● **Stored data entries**
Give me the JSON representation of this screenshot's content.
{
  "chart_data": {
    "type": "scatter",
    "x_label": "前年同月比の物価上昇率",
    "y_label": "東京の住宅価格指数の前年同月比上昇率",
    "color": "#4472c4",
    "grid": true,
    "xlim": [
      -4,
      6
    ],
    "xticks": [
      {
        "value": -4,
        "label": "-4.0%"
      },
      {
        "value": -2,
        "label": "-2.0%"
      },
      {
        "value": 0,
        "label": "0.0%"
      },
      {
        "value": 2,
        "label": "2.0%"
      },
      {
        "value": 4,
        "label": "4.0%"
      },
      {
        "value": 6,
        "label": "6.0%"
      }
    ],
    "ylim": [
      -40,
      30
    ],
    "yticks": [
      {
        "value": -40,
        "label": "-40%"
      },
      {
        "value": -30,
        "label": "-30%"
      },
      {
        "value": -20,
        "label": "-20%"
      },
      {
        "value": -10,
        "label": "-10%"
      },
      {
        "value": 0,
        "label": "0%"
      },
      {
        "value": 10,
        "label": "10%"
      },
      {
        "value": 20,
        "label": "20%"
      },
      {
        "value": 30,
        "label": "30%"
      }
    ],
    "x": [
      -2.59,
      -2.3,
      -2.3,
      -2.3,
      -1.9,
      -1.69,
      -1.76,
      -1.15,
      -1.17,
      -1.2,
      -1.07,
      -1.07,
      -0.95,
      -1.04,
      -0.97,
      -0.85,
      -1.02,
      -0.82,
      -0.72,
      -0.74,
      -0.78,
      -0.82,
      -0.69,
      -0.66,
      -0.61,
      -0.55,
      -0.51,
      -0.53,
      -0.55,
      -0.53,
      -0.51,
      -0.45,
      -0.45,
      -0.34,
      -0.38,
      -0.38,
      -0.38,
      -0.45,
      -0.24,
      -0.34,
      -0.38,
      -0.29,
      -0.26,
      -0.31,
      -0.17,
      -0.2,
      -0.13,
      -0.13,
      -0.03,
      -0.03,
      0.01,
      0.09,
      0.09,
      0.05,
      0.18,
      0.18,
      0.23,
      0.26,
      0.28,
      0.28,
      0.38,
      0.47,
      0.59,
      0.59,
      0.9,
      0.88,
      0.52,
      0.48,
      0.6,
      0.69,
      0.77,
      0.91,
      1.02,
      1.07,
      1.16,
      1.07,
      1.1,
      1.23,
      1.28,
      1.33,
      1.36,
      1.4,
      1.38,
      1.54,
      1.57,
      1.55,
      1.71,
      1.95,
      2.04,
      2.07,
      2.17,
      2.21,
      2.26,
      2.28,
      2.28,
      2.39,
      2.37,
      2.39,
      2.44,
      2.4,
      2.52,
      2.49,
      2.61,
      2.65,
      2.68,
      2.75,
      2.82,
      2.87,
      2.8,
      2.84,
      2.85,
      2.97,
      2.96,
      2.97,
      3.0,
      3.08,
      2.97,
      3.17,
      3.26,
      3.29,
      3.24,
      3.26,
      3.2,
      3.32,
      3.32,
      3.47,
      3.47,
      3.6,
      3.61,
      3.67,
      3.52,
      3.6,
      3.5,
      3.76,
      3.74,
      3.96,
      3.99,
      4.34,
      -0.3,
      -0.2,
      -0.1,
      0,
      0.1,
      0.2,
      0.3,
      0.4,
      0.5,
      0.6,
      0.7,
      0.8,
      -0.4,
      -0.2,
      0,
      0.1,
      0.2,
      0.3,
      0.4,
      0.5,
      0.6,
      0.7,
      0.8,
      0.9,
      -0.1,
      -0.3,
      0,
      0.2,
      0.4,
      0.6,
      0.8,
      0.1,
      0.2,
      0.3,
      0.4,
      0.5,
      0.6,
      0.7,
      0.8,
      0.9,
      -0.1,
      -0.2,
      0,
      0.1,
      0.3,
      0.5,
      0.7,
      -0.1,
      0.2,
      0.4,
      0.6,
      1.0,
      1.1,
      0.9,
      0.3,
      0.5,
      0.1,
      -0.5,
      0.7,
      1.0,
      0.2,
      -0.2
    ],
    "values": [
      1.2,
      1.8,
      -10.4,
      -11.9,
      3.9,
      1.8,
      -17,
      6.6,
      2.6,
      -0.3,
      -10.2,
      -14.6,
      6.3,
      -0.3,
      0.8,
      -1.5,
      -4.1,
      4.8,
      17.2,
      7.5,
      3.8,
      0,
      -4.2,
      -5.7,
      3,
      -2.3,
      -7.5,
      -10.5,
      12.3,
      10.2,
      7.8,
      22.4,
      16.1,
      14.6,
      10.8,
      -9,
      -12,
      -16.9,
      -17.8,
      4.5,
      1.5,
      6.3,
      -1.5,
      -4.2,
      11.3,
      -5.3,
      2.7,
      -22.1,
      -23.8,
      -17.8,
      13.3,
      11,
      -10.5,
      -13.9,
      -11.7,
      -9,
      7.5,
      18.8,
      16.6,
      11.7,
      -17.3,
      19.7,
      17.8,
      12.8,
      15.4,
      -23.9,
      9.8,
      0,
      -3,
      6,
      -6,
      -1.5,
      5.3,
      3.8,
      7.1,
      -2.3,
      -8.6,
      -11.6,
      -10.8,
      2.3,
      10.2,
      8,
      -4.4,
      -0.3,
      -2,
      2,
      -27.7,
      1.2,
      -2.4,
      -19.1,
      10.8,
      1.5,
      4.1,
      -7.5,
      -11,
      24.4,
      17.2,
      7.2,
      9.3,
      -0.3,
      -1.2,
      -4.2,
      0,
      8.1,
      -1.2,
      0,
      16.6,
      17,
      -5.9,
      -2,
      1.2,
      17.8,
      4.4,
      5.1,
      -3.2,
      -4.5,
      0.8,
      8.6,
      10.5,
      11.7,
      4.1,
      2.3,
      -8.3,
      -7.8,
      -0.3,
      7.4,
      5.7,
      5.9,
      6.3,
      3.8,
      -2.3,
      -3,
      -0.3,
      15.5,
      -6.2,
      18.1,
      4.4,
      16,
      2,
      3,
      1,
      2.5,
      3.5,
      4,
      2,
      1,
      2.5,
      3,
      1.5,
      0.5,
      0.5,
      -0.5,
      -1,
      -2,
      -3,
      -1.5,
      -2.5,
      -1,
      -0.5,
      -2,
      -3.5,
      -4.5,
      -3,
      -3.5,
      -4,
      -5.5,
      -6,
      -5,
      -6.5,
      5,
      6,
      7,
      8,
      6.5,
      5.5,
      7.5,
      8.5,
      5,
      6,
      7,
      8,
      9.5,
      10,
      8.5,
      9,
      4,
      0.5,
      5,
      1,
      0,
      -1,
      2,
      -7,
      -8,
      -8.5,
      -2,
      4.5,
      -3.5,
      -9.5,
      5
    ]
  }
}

● **Problem statement**
Transcribe every record above exactly as it appears.

● **Solution below**
Give me the JSON representation of this screenshot's content.
{
  "chart_data": {
    "type": "scatter",
    "x_label": "前年同月比の物価上昇率",
    "y_label": "東京の住宅価格指数の前年同月比上昇率",
    "color": "#4472c4",
    "grid": true,
    "xlim": [
      -4,
      6
    ],
    "xticks": [
      {
        "value": -4,
        "label": "-4.0%"
      },
      {
        "value": -2,
        "label": "-2.0%"
      },
      {
        "value": 0,
        "label": "0.0%"
      },
      {
        "value": 2,
        "label": "2.0%"
      },
      {
        "value": 4,
        "label": "4.0%"
      },
      {
        "value": 6,
        "label": "6.0%"
      }
    ],
    "ylim": [
      -40,
      30
    ],
    "yticks": [
      {
        "value": -40,
        "label": "-40%"
      },
      {
        "value": -30,
        "label": "-30%"
      },
      {
        "value": -20,
        "label": "-20%"
      },
      {
        "value": -10,
        "label": "-10%"
      },
      {
        "value": 0,
        "label": "0%"
      },
      {
        "value": 10,
        "label": "10%"
      },
      {
        "value": 20,
        "label": "20%"
      },
      {
        "value": 30,
        "label": "30%"
      }
    ],
    "x": [
      -2.59,
      -2.3,
      -2.3,
      -2.3,
      -1.9,
      -1.69,
      -1.76,
      -1.15,
      -1.17,
      -1.2,
      -1.07,
      -1.07,
      -0.95,
      -1.04,
      -0.97,
      -0.85,
      -1.02,
      -0.82,
      -0.72,
      -0.74,
      -0.78,
      -0.82,
      -0.69,
      -0.66,
      -0.61,
      -0.55,
      -0.51,
      -0.53,
      -0.55,
      -0.53,
      -0.51,
      -0.45,
      -0.45,
      -0.34,
      -0.38,
      -0.38,
      -0.38,
      -0.45,
      -0.24,
      -0.34,
      -0.38,
      -0.29,
      -0.26,
      -0.31,
      -0.17,
      -0.2,
      -0.13,
      -0.13,
      -0.03,
      -0.03,
      0.01,
      0.09,
      0.09,
      0.05,
      0.18,
      0.18,
      0.23,
      0.26,
      0.28,
      0.28,
      0.38,
      0.47,
      0.59,
      0.59,
      0.9,
      0.88,
      0.52,
      0.48,
      0.6,
      0.69,
      0.77,
      0.91,
      1.02,
      1.07,
      1.16,
      1.07,
      1.1,
      1.23,
      1.28,
      1.33,
      1.36,
      1.4,
      1.38,
      1.54,
      1.57,
      1.55,
      1.71,
      1.95,
      2.04,
      2.07,
      2.17,
      2.21,
      2.26,
      2.28,
      2.28,
      2.39,
      2.37,
      2.39,
      2.44,
      2.4,
      2.52,
      2.49,
      2.61,
      2.65,
      2.68,
      2.75,
      2.82,
      2.87,
      2.8,
      2.84,
      2.85,
      2.97,
      2.96,
      2.97,
      3.0,
      3.08,
      2.97,
      3.17,
      3.26,
      3.29,
      3.24,
      3.26,
      3.2,
      3.32,
      3.32,
      3.47,
      3.47,
      3.6,
      3.61,
      3.67,
      3.52,
      3.6,
      3.5,
      3.76,
      3.74,
      3.96,
      3.99,
      4.34,
      -0.3,
      -0.2,
      -0.1,
      0,
      0.1,
      0.2,
      0.3,
      0.4,
      0.5,
      0.6,
      0.7,
      0.8,
      -0.4,
      -0.2,
      0,
      0.1,
      0.2,
      0.3,
      0.4,
      0.5,
      0.6,
      0.7,
      0.8,
      0.9,
      -0.1,
      -0.3,
      0,
      0.2,
      0.4,
      0.6,
      0.8,
      0.1,
      0.2,
      0.3,
      0.4,
      0.5,
      0.6,
      0.7,
      0.8,
      0.9,
      -0.1,
      -0.2,
      0,
      0.1,
      0.3,
      0.5,
      0.7,
      -0.1,
      0.2,
      0.4,
      0.6,
      1.0,
      1.1,
      0.9,
      0.3,
      0.5,
      0.1,
      -0.5,
      0.7,
      1.0,
      0.2,
      -0.2
    ],
    "values": [
      1.2,
      1.8,
      -10.4,
      -11.9,
      3.9,
      1.8,
      -17,
      6.6,
      2.6,
      -0.3,
      -10.2,
      -14.6,
      6.3,
      -0.3,
      0.8,
      -1.5,
      -4.1,
      4.8,
      17.2,
      7.5,
      3.8,
      0,
      -4.2,
      -5.7,
      3,
      -2.3,
      -7.5,
      -10.5,
      12.3,
      10.2,
      7.8,
      22.4,
      16.1,
      14.6,
      10.8,
      -9,
      -12,
      -16.9,
      -17.8,
      4.5,
      1.5,
      6.3,
      -1.5,
      -4.2,
      11.3,
      -5.3,
      2.7,
      -22.1,
      -23.8,
      -17.8,
      13.3,
      11,
      -10.5,
      -13.9,
      -11.7,
      -9,
      7.5,
      18.8,
      16.6,
      11.7,
      -17.3,
      19.7,
      17.8,
      12.8,
      15.4,
      -23.9,
      9.8,
      0,
      -3,
      6,
      -6,
      -1.5,
      5.3,
      3.8,
      7.1,
      -2.3,
      -8.6,
      -11.6,
      -10.8,
      2.3,
      10.2,
      8,
      -4.4,
      -0.3,
      -2,
      2,
      -27.7,
      1.2,
      -2.4,
      -19.1,
      10.8,
      1.5,
      4.1,
      -7.5,
      -11,
      24.4,
      17.2,
      7.2,
      9.3,
      -0.3,
      -1.2,
      -4.2,
      0,
      8.1,
      -1.2,
      0,
      16.6,
      17,
      -5.9,
      -2,
      1.2,
      17.8,
      4.4,
      5.1,
      -3.2,
      -4.5,
      0.8,
      8.6,
      10.5,
      11.7,
      4.1,
      2.3,
      -8.3,
      -7.8,
      -0.3,
      7.4,
      5.7,
      5.9,
      6.3,
      3.8,
      -2.3,
      -3,
      -0.3,
      15.5,
      -6.2,
      18.1,
      4.4,
      16,
      2,
      3,
      1,
      2.5,
      3.5,
      4,
      2,
      1,
      2.5,
      3,
      1.5,
      0.5,
      0.5,
      -0.5,
      -1,
      -2,
      -3,
      -1.5,
      -2.5,
      -1,
      -0.5,
      -2,
      -3.5,
      -4.5,
      -3,
      -3.5,
      -4,
      -5.5,
      -6,
      -5,
      -6.5,
      5,
      6,
      7,
      8,
      6.5,
      5.5,
      7.5,
      8.5,
      5,
      6,
      7,
      8,
      9.5,
      10,
      8.5,
      9,
      4,
      0.5,
      5,
      1,
      0,
      -1,
      2,
      -7,
      -8,
      -8.5,
      -2,
      4.5,
      -3.5,
      -9.5,
      5
    ]
  }
}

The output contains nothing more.